**AIM OF THE TASK:**
Sort through the data and copy the lines holding the word "solutiondone".

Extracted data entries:
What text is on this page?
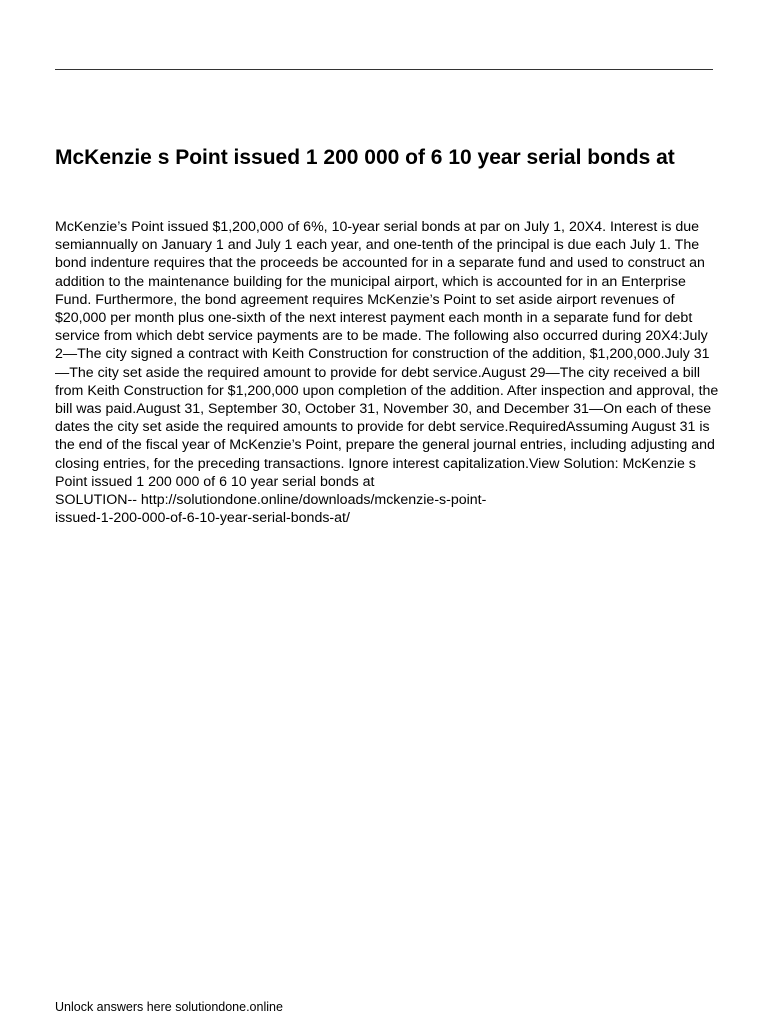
McKenzie s Point issued 1 200 000 of 6 10 year serial bonds at

McKenzie’s Point issued $1,200,000 of 6%, 10-year serial bonds at par on July 1, 20X4. Interest is due semiannually on January 1 and July 1 each year, and one-tenth of the principal is due each July 1. The bond indenture requires that the proceeds be accounted for in a separate fund and used to construct an addition to the maintenance building for the municipal airport, which is accounted for in an Enterprise Fund. Furthermore, the bond agreement requires McKenzie’s Point to set aside airport revenues of $20,000 per month plus one-sixth of the next interest payment each month in a separate fund for debt service from which debt service payments are to be made. The following also occurred during 20X4:July 2—The city signed a contract with Keith Construction for construction of the addition, $1,200,000.July 31—The city set aside the required amount to provide for debt service.August 29—The city received a bill from Keith Construction for $1,200,000 upon completion of the addition. After inspection and approval, the bill was paid.August 31, September 30, October 31, November 30, and December 31—On each of these dates the city set aside the required amounts to provide for debt service.RequiredAssuming August 31 is the end of the fiscal year of McKenzie’s Point, prepare the general journal entries, including adjusting and closing entries, for the preceding transactions. Ignore interest capitalization.View Solution: McKenzie s Point issued 1 200 000 of 6 10 year serial bonds at

SOLUTION-- http://solutiondone.online/downloads/mckenzie-s-point-
issued-1-200-000-of-6-10-year-serial-bonds-at/

Unlock answers here solutiondone.online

**REPLY TO THE EXERCISE:**
SOLUTION-- http://solutiondone.online/downloads/mckenzie-s-point-
Unlock answers here solutiondone.online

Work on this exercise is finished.